──────── Extracted material ────────
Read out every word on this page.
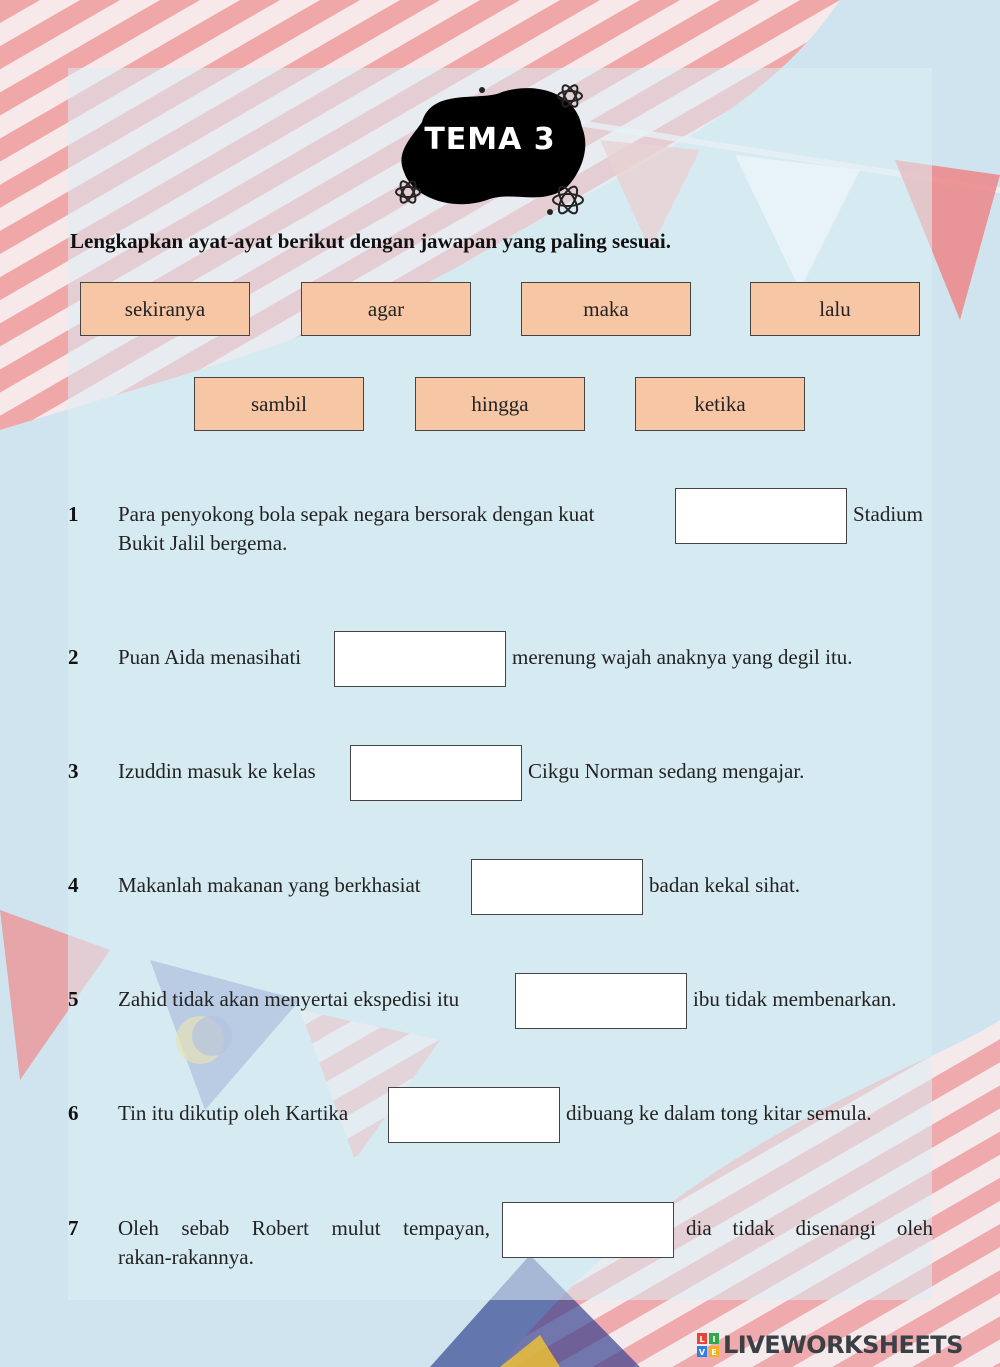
TEMA 3
Lengkapkan ayat-ayat berikut dengan jawapan yang paling sesuai.
sekiranya	agar	maka	lalu
sambil	hingga	ketika
1 Para penyokong bola sepak negara bersorak dengan kuat	Stadium
Bukit Jalil bergema.
2 Puan Aida menasihati	merenung wajah anaknya yang degil itu.
3 Izuddin masuk ke kelas	Cikgu Norman sedang mengajar.
4 Makanlah makanan yang berkhasiat	badan kekal sihat.
5 Zahid tidak akan menyertai ekspedisi itu	ibu tidak membenarkan.
6 Tin itu dikutip oleh Kartika	dibuang ke dalam tong kitar semula.
7 Oleh sebab Robert mulut tempayan,	dia tidak disenangi oleh
rakan-rakannya.
L I
V E LIVEWORKSHEETS
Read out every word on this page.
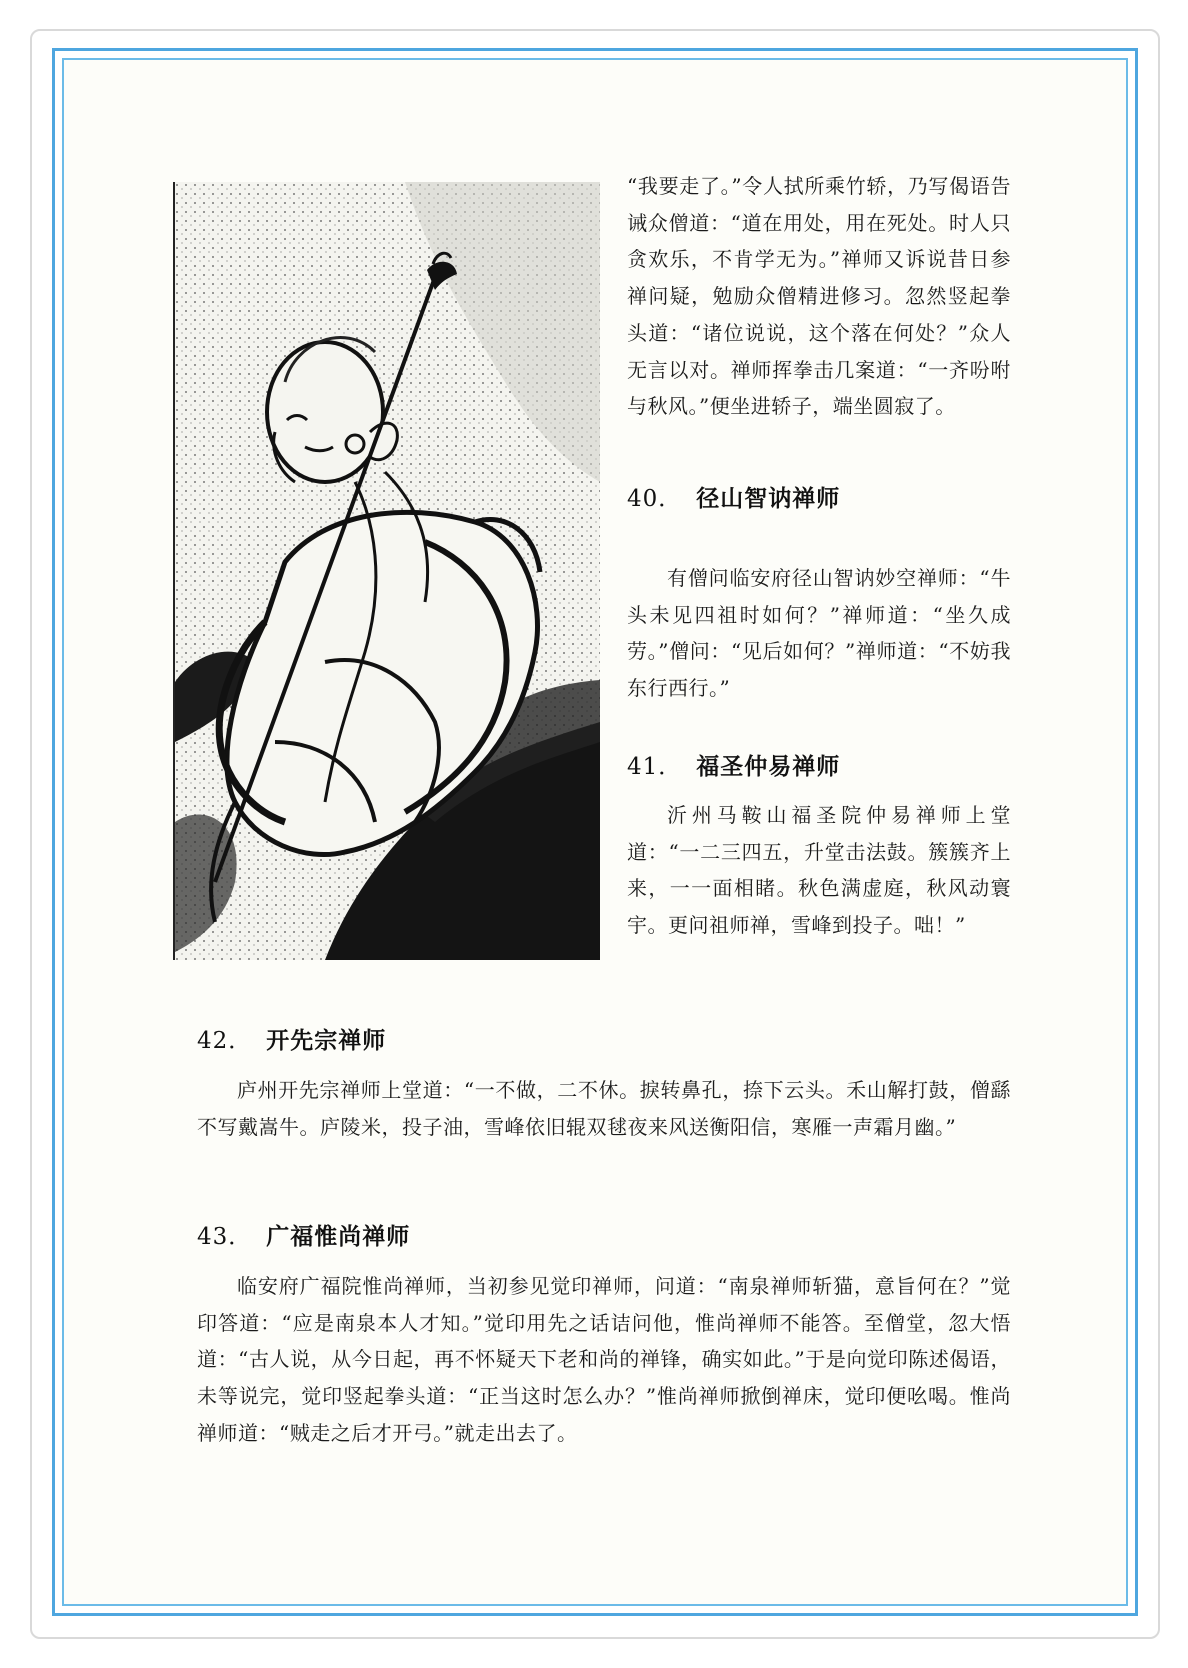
“我要走了。”令人拭所乘竹轿，乃写偈语告诫众僧道：“道在用处，用在死处。时人只贪欢乐，不肯学无为。”禅师又诉说昔日参禅问疑，勉励众僧精进修习。忽然竖起拳头道：“诸位说说，这个落在何处？”众人无言以对。禅师挥拳击几案道：“一齐吩咐与秋风。”便坐进轿子，端坐圆寂了。

40． 径山智讷禅师

有僧问临安府径山智讷妙空禅师：“牛头未见四祖时如何？”禅师道：“坐久成劳。”僧问：“见后如何？”禅师道：“不妨我东行西行。”

41． 福圣仲易禅师

沂州马鞍山福圣院仲易禅师上堂道：“一二三四五，升堂击法鼓。簇簇齐上来，一一面相睹。秋色满虚庭，秋风动寰宇。更问祖师禅，雪峰到投子。咄！”

42． 开先宗禅师

庐州开先宗禅师上堂道：“一不做，二不休。捩转鼻孔，捺下云头。禾山解打鼓，僧繇不写戴嵩牛。庐陵米，投子油，雪峰依旧辊双毬夜来风送衡阳信，寒雁一声霜月幽。”

43． 广福惟尚禅师

临安府广福院惟尚禅师，当初参见觉印禅师，问道：“南泉禅师斩猫，意旨何在？”觉印答道：“应是南泉本人才知。”觉印用先之话诘问他，惟尚禅师不能答。至僧堂，忽大悟道：“古人说，从今日起，再不怀疑天下老和尚的禅锋，确实如此。”于是向觉印陈述偈语，未等说完，觉印竖起拳头道：“正当这时怎么办？”惟尚禅师掀倒禅床，觉印便吆喝。惟尚禅师道：“贼走之后才开弓。”就走出去了。
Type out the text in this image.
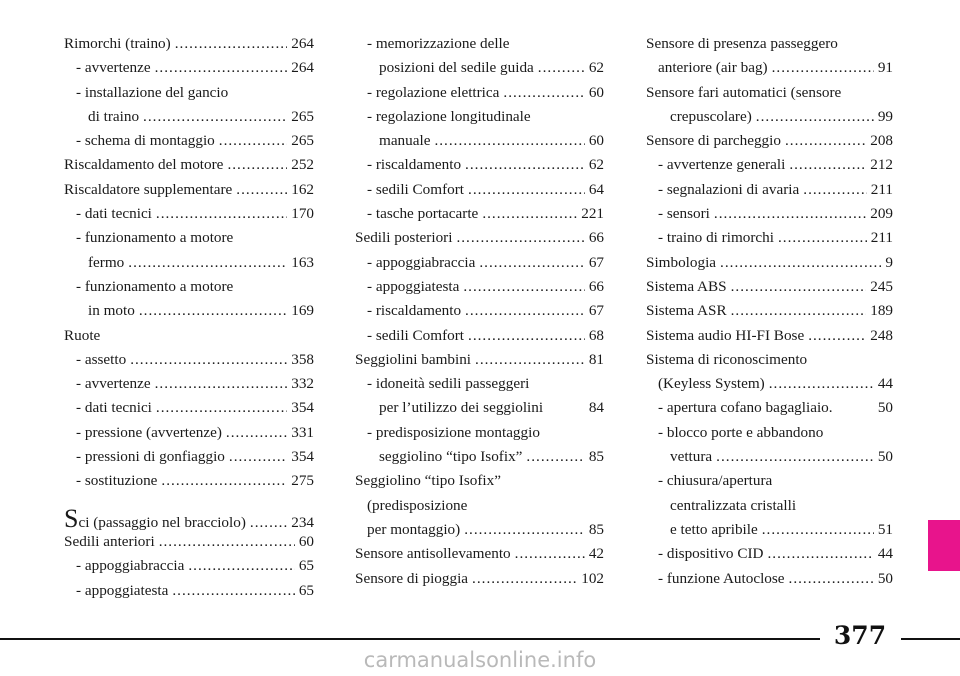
Rimorchi (traino) .....	264
- avvertenze .....	264
- installazione del gancio
di traino .....	265
- schema di montaggio .....	265
Riscaldamento del motore .....	252
Riscaldatore supplementare .....	162
- dati tecnici .....	170
- funzionamento a motore
fermo .....	163
- funzionamento a motore
in moto .....	169
Ruote
- assetto .....	358
- avvertenze .....	332
- dati tecnici .....	354
- pressione (avvertenze) .....	331
- pressioni di gonfiaggio .....	354
- sostituzione .....	275
Sci (passaggio nel bracciolo) .....	234
Sedili anteriori .....	60
- appoggiabraccia .....	65
- appoggiatesta .....	65
- memorizzazione delle
posizioni del sedile guida .....	62
- regolazione elettrica .....	60
- regolazione longitudinale
manuale .....	60
- riscaldamento .....	62
- sedili Comfort .....	64
- tasche portacarte .....	221
Sedili posteriori .....	66
- appoggiabraccia .....	67
- appoggiatesta .....	66
- riscaldamento .....	67
- sedili Comfort .....	68
Seggiolini bambini .....	81
- idoneità sedili passeggeri
per l’utilizzo dei seggiolini	84
- predisposizione montaggio
seggiolino “tipo Isofix” .....	85
Seggiolino “tipo Isofix”
(predisposizione
per montaggio) .....	85
Sensore antisollevamento .....	42
Sensore di pioggia .....	102
Sensore di presenza passeggero
anteriore (air bag) .....	91
Sensore fari automatici (sensore
crepuscolare) .....	99
Sensore di parcheggio .....	208
- avvertenze generali .....	212
- segnalazioni di avaria .....	211
- sensori .....	209
- traino di rimorchi .....	211
Simbologia .....	9
Sistema ABS .....	245
Sistema ASR .....	189
Sistema audio HI-FI Bose .....	248
Sistema di riconoscimento
(Keyless System) .....	44
- apertura cofano bagagliaio.	50
- blocco porte e abbandono
vettura .....	50
- chiusura/apertura
centralizzata cristalli
e tetto apribile .....	51
- dispositivo CID .....	44
- funzione Autoclose .....	50
377
carmanualsonline.info
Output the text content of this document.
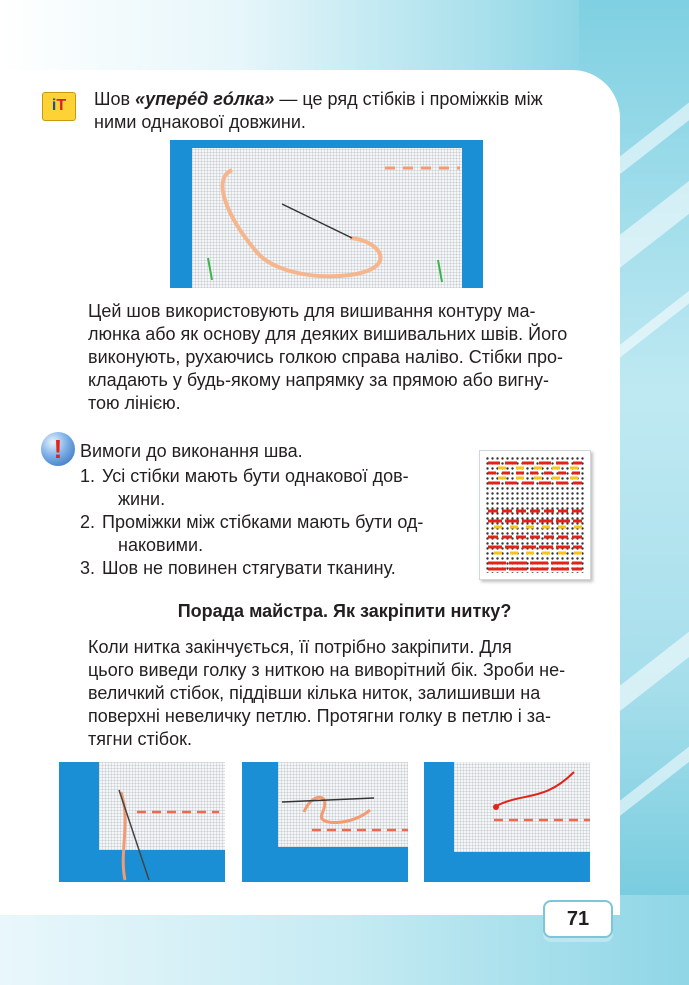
iT	Шов «уперéд гóлка» — це ряд стібків і проміжків між
ними однакової довжини.
Цей шов використовують для вишивання контуру ма-
люнка або як основу для деяких вишивальних швів. Його
виконують, рухаючись голкою справа наліво. Стібки про-
кладають у будь-якому напрямку за прямою або вигну-
тою лінією.
! Вимоги до виконання шва.
1. Усі стібки мають бути однакової дов-
жини.
2. Проміжки між стібками мають бути од-
наковими.
3. Шов не повинен стягувати тканину.
Порада майстра. Як закріпити нитку?
Коли нитка закінчується, її потрібно закріпити. Для
цього виведи голку з ниткою на виворітний бік. Зроби не-
величкий стібок, піддівши кілька ниток, залишивши на
поверхні невеличку петлю. Протягни голку в петлю і за-
тягни стібок.
71
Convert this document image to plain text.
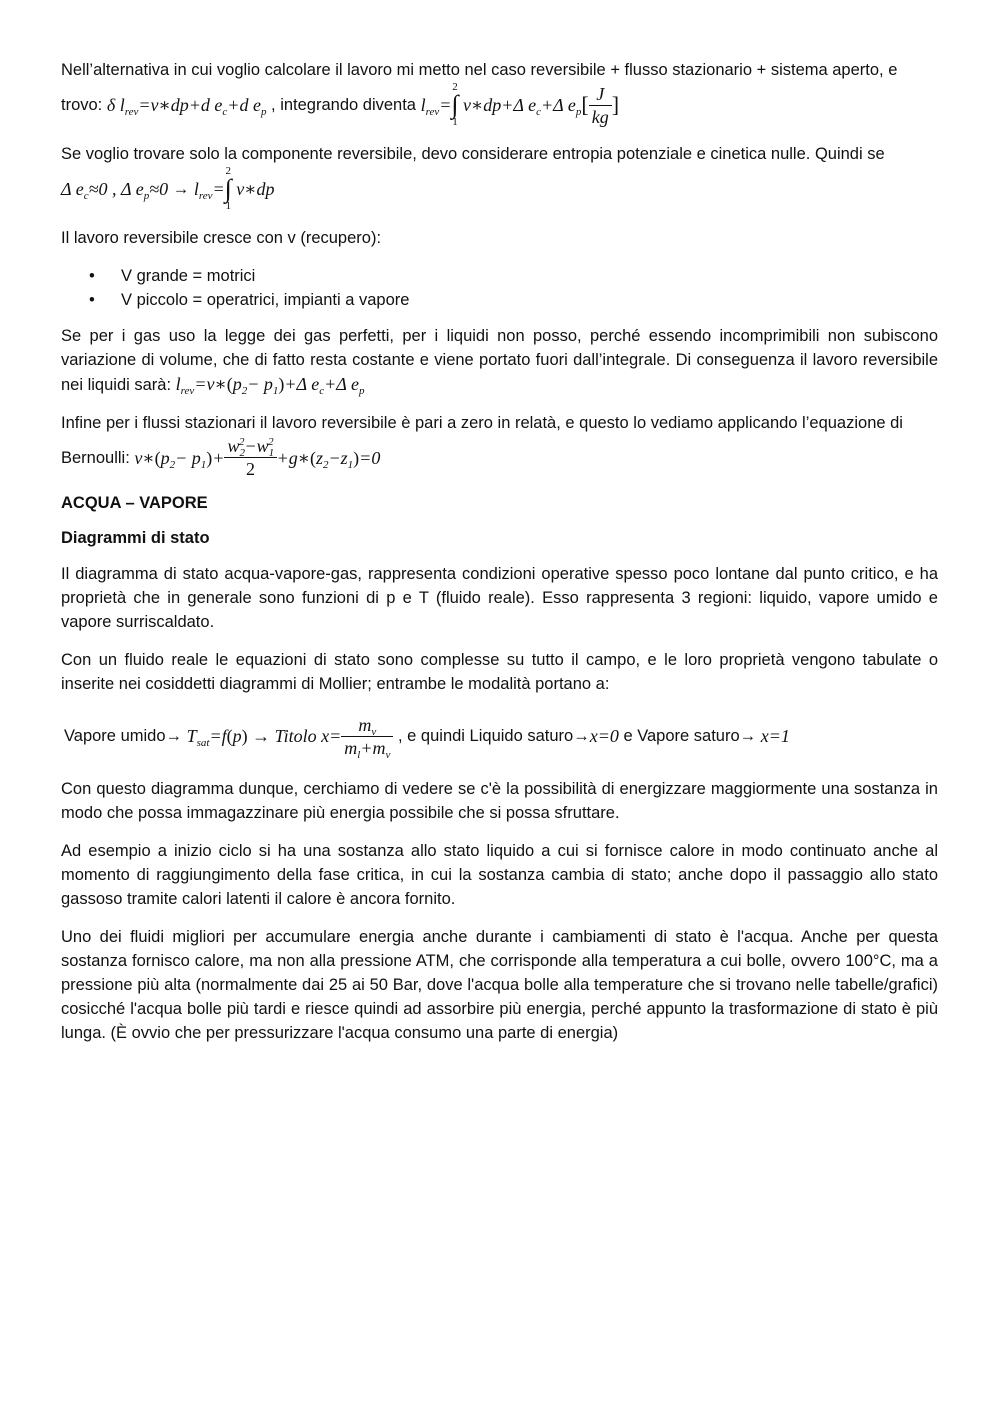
Nell’alternativa in cui voglio calcolare il lavoro mi metto nel caso reversibile + flusso stazionario + sistema aperto, e

trovo:
δ $l_{rev}=v∗dp+d$ $e_c+d$ $e_p$
, integrando diventa
$l_{rev}=$
2
∫
1
v∗dp+Δ $e_c+\Delta$ $e_p$ [ $\frac{J}{kg}$ ]

Se voglio trovare solo la componente reversibile, devo considerare entropia potenziale e cinetica nulle. Quindi se

Δ $e_c\approx 0$ , Δ $e_p\approx 0$
→
$l_{rev}=$
2
∫
1
v∗dp

Il lavoro reversibile cresce con v (recupero):

• V grande = motrici
• V piccolo = operatrici, impianti a vapore

Se per i gas uso la legge dei gas perfetti, per i liquidi non posso, perché essendo incomprimibili non subiscono variazione di volume, che di fatto resta costante e viene portato fuori dall’integrale. Di conseguenza il lavoro reversibile nei liquidi sarà: $l_{rev}=v∗(p_2- p_1)+\Delta$ $e_c+\Delta$ $e_p$

Infine per i flussi stazionari il lavoro reversibile è pari a zero in relatà, e questo lo vediamo applicando l’equazione di

Bernoulli:
$v∗(p_2- p_1)+ \frac{w_2^2-w_1^2}{2}$ $+g∗(z_2-z_1)=0$

ACQUA – VAPORE
Diagrammi di stato

Il diagramma di stato acqua-vapore-gas, rappresenta condizioni operative spesso poco lontane dal punto critico, e ha proprietà che in generale sono funzioni di p e T (fluido reale). Esso rappresenta 3 regioni: liquido, vapore umido e vapore surriscaldato.

Con un fluido reale le equazioni di stato sono complesse su tutto il campo, e le loro proprietà vengono tabulate o inserite nei cosiddetti diagrammi di Mollier; entrambe le modalità portano a:

Vapore umido →
$T_{sat}=f(p)$ → Titolo $x= \frac{m_v}{m_l+m_v}$
, e quindi Liquido saturo → x=0
e Vapore saturo →
x=1

Con questo diagramma dunque, cerchiamo di vedere se c'è la possibilità di energizzare maggiormente una sostanza in modo che possa immagazzinare più energia possibile che si possa sfruttare.

Ad esempio a inizio ciclo si ha una sostanza allo stato liquido a cui si fornisce calore in modo continuato anche al momento di raggiungimento della fase critica, in cui la sostanza cambia di stato; anche dopo il passaggio allo stato gassoso tramite calori latenti il calore è ancora fornito.

Uno dei fluidi migliori per accumulare energia anche durante i cambiamenti di stato è l'acqua. Anche per questa sostanza fornisco calore, ma non alla pressione ATM, che corrisponde alla temperatura a cui bolle, ovvero 100°C, ma a pressione più alta (normalmente dai 25 ai 50 Bar, dove l'acqua bolle alla temperature che si trovano nelle tabelle/grafici) cosicché l'acqua bolle più tardi e riesce quindi ad assorbire più energia, perché appunto la trasformazione di stato è più lunga. (È ovvio che per pressurizzare l'acqua consumo una parte di energia)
────────
**What is required**
Filter the records above for lines containing the word "text", and copy those lines.

**Result of the task**
Type out the text in this image.
Output the text content of this document.
Convert this document image to plain text.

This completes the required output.